> **Prompt**
Search the data for the string "screenshot" and gather each line it is in.

##### Data in this exercise

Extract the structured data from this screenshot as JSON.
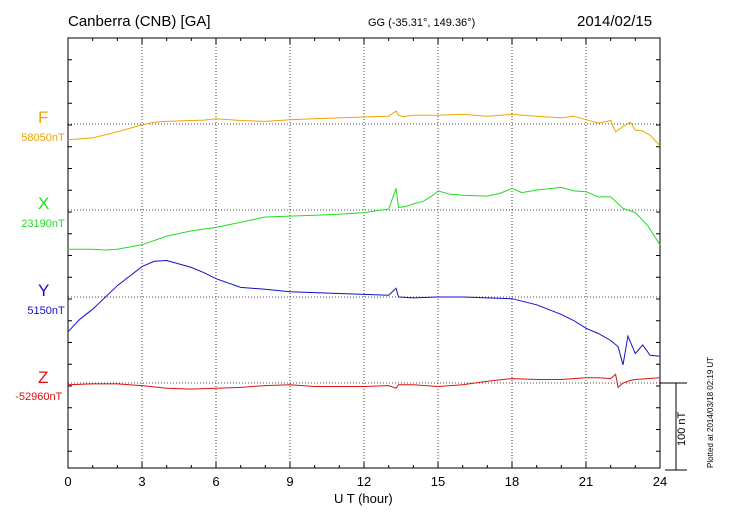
{
  "header": {
    "station": "Canberra (CNB)  [GA]",
    "coords": "GG (-35.31°, 149.36°)",
    "date": "2014/02/15"
  },
  "xaxis_label": "U T (hour)",
  "plotted_note": "Plotted at 2014/03/18 02:19 UT",
  "scale_label": "100 nT",
  "chart_data": {
    "type": "line",
    "title": "Canberra (CNB)  [GA]",
    "xlabel": "U T (hour)",
    "xlim": [
      0,
      24
    ],
    "xticks": [
      0,
      3,
      6,
      9,
      12,
      15,
      18,
      21,
      24
    ],
    "grid": true,
    "scale_bar_nT": 100,
    "units": "nT",
    "series": [
      {
        "name": "F",
        "baseline_label": "58050nT",
        "baseline": 58050,
        "color": "#f0a500",
        "x": [
          0,
          1,
          2,
          3,
          3.5,
          4,
          5,
          5.5,
          6,
          7,
          8,
          9,
          10,
          11,
          12,
          13,
          13.3,
          13.4,
          13.6,
          14,
          15,
          16,
          17,
          18,
          19,
          20,
          20.5,
          21,
          21.5,
          22,
          22.2,
          22.5,
          22.8,
          23,
          23.3,
          23.6,
          24
        ],
        "y": [
          58032,
          58034,
          58041,
          58049,
          58052,
          58053,
          58054,
          58054.5,
          58056,
          58054,
          58053,
          58055,
          58056,
          58057,
          58058,
          58059,
          58065,
          58060,
          58058.5,
          58060,
          58060,
          58061,
          58059,
          58061,
          58059,
          58057,
          58059,
          58055,
          58051,
          58054,
          58041,
          58047,
          58052,
          58043,
          58042,
          58037,
          58025
        ]
      },
      {
        "name": "X",
        "baseline_label": "23190nT",
        "baseline": 23190,
        "color": "#22dd22",
        "x": [
          0,
          1,
          1.5,
          2,
          3,
          4,
          5,
          6,
          7,
          8,
          9,
          10,
          11,
          12,
          13,
          13.3,
          13.4,
          13.7,
          14,
          14.4,
          14.8,
          15,
          15.5,
          16,
          17,
          17.5,
          18,
          18.4,
          19,
          20,
          20.5,
          21,
          21.5,
          22,
          22.5,
          23,
          23.5,
          24
        ],
        "y": [
          23145,
          23145,
          23144,
          23145,
          23150,
          23160,
          23166,
          23170,
          23176,
          23182,
          23183,
          23184,
          23185,
          23187,
          23191,
          23215,
          23193,
          23194,
          23197,
          23200,
          23207,
          23212,
          23208,
          23207,
          23206,
          23209,
          23215,
          23210,
          23213,
          23216,
          23212,
          23211,
          23205,
          23205,
          23192,
          23187,
          23172,
          23150
        ]
      },
      {
        "name": "Y",
        "baseline_label": "5150nT",
        "baseline": 5150,
        "color": "#1111cc",
        "x": [
          0,
          0.5,
          1,
          2,
          3,
          3.5,
          4,
          5,
          5.5,
          6,
          7,
          8,
          9,
          10,
          11,
          12,
          13,
          13.3,
          13.4,
          14,
          15,
          16,
          17,
          18,
          19,
          20,
          20.5,
          21,
          21.5,
          22,
          22.3,
          22.5,
          22.7,
          23,
          23.3,
          23.6,
          24
        ],
        "y": [
          5110,
          5125,
          5136,
          5163,
          5185,
          5191,
          5192,
          5184,
          5178,
          5171,
          5161,
          5159,
          5156,
          5155,
          5154,
          5153,
          5152,
          5160,
          5150,
          5149,
          5150,
          5150,
          5149,
          5148,
          5141,
          5130,
          5123,
          5114,
          5108,
          5100,
          5093,
          5072,
          5105,
          5085,
          5095,
          5083,
          5082
        ]
      },
      {
        "name": "Z",
        "baseline_label": "-52960nT",
        "baseline": -52960,
        "color": "#dd1111",
        "x": [
          0,
          1,
          2,
          3,
          4,
          5,
          6,
          7,
          8,
          9,
          10,
          11,
          12,
          13,
          13.3,
          13.4,
          14,
          15,
          16,
          17,
          18,
          19,
          20,
          21,
          21.5,
          22,
          22.2,
          22.3,
          22.5,
          22.8,
          23,
          23.5,
          24
        ],
        "y": [
          -52962,
          -52961,
          -52961,
          -52963,
          -52966,
          -52967,
          -52966,
          -52965,
          -52963,
          -52962,
          -52964,
          -52964,
          -52964,
          -52963,
          -52966,
          -52962,
          -52962,
          -52964,
          -52962,
          -52958,
          -52955,
          -52956,
          -52956,
          -52954,
          -52954,
          -52955,
          -52950,
          -52965,
          -52960,
          -52957,
          -52956,
          -52955,
          -52954
        ]
      }
    ]
  }
}
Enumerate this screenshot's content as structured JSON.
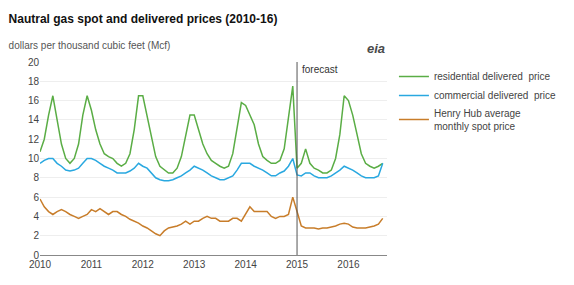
{
  "chart_data": {
    "type": "line",
    "title": "Nautral gas spot and delivered prices (2010-16)",
    "subtitle": "dollars per thousand cubic feet (Mcf)",
    "x": [
      2010.0,
      2010.083,
      2010.167,
      2010.25,
      2010.333,
      2010.417,
      2010.5,
      2010.583,
      2010.667,
      2010.75,
      2010.833,
      2010.917,
      2011.0,
      2011.083,
      2011.167,
      2011.25,
      2011.333,
      2011.417,
      2011.5,
      2011.583,
      2011.667,
      2011.75,
      2011.833,
      2011.917,
      2012.0,
      2012.083,
      2012.167,
      2012.25,
      2012.333,
      2012.417,
      2012.5,
      2012.583,
      2012.667,
      2012.75,
      2012.833,
      2012.917,
      2013.0,
      2013.083,
      2013.167,
      2013.25,
      2013.333,
      2013.417,
      2013.5,
      2013.583,
      2013.667,
      2013.75,
      2013.833,
      2013.917,
      2014.0,
      2014.083,
      2014.167,
      2014.25,
      2014.333,
      2014.417,
      2014.5,
      2014.583,
      2014.667,
      2014.75,
      2014.833,
      2014.917,
      2015.0,
      2015.083,
      2015.167,
      2015.25,
      2015.333,
      2015.417,
      2015.5,
      2015.583,
      2015.667,
      2015.75,
      2015.833,
      2015.917,
      2016.0,
      2016.083,
      2016.167,
      2016.25,
      2016.333,
      2016.417,
      2016.5,
      2016.583,
      2016.667
    ],
    "series": [
      {
        "name": "residential delivered  price",
        "color": "#5aad45",
        "values": [
          10.7,
          12.0,
          14.5,
          16.5,
          14.0,
          11.5,
          10.0,
          9.5,
          10.0,
          11.5,
          14.5,
          16.5,
          15.0,
          13.0,
          11.5,
          10.5,
          10.2,
          10.0,
          9.5,
          9.2,
          9.5,
          10.5,
          13.0,
          16.5,
          16.5,
          14.5,
          12.5,
          10.2,
          9.2,
          8.8,
          8.5,
          8.5,
          9.0,
          10.2,
          12.5,
          14.5,
          14.5,
          13.0,
          11.5,
          10.5,
          9.8,
          9.5,
          9.2,
          9.0,
          9.2,
          10.5,
          13.0,
          15.8,
          15.5,
          14.5,
          13.5,
          11.5,
          10.2,
          9.8,
          9.5,
          9.5,
          9.8,
          11.0,
          14.0,
          17.5,
          9.0,
          9.5,
          11.0,
          9.5,
          9.0,
          8.8,
          8.5,
          8.5,
          8.8,
          10.0,
          12.5,
          16.5,
          16.0,
          14.5,
          12.5,
          10.5,
          9.5,
          9.2,
          9.0,
          9.2,
          9.5
        ]
      },
      {
        "name": "commercial delivered  price",
        "color": "#29a8e0",
        "values": [
          9.5,
          9.8,
          10.0,
          10.0,
          9.5,
          9.2,
          8.8,
          8.7,
          8.8,
          9.0,
          9.5,
          10.0,
          10.0,
          9.8,
          9.5,
          9.2,
          9.0,
          8.8,
          8.5,
          8.5,
          8.5,
          8.7,
          9.0,
          9.5,
          9.2,
          9.0,
          8.5,
          8.0,
          7.8,
          7.7,
          7.7,
          7.8,
          8.0,
          8.2,
          8.5,
          8.8,
          9.2,
          9.0,
          8.8,
          8.5,
          8.2,
          8.0,
          7.8,
          7.8,
          8.0,
          8.2,
          8.8,
          9.5,
          9.5,
          9.5,
          9.2,
          9.0,
          8.8,
          8.5,
          8.2,
          8.2,
          8.5,
          8.7,
          9.2,
          10.0,
          8.3,
          8.2,
          8.5,
          8.5,
          8.2,
          8.0,
          8.0,
          8.0,
          8.2,
          8.5,
          8.8,
          9.2,
          9.0,
          8.8,
          8.5,
          8.2,
          8.0,
          8.0,
          8.0,
          8.2,
          9.5
        ]
      },
      {
        "name": "Henry Hub average\nmonthly spot price",
        "color": "#c87d2a",
        "values": [
          5.8,
          5.0,
          4.5,
          4.2,
          4.5,
          4.7,
          4.5,
          4.2,
          4.0,
          3.8,
          4.0,
          4.2,
          4.7,
          4.5,
          4.8,
          4.5,
          4.2,
          4.5,
          4.5,
          4.2,
          4.0,
          3.7,
          3.5,
          3.3,
          3.0,
          2.8,
          2.5,
          2.2,
          2.0,
          2.5,
          2.8,
          2.9,
          3.0,
          3.2,
          3.5,
          3.2,
          3.5,
          3.5,
          3.8,
          4.0,
          3.8,
          3.8,
          3.5,
          3.5,
          3.5,
          3.8,
          3.8,
          3.5,
          4.2,
          5.0,
          4.5,
          4.5,
          4.5,
          4.5,
          4.0,
          3.8,
          4.0,
          4.0,
          4.2,
          6.0,
          4.5,
          3.0,
          2.8,
          2.8,
          2.8,
          2.7,
          2.8,
          2.8,
          2.9,
          3.0,
          3.2,
          3.3,
          3.2,
          2.9,
          2.8,
          2.8,
          2.8,
          2.9,
          3.0,
          3.2,
          3.8
        ]
      }
    ],
    "annotations": [
      {
        "text": "forecast",
        "x": 2015.0
      },
      {
        "text": "eia"
      }
    ],
    "xlim": [
      2010,
      2016.75
    ],
    "xticks": [
      2010,
      2011,
      2012,
      2013,
      2014,
      2015,
      2016
    ],
    "ylim": [
      0,
      20
    ],
    "yticks": [
      0,
      2,
      4,
      6,
      8,
      10,
      12,
      14,
      16,
      18,
      20
    ],
    "grid": "y",
    "legend": "right"
  }
}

##########

> **Response for this exercise**
Extract the structured data from this screenshot as JSON.
Enumerate this screenshot's content as structured JSON.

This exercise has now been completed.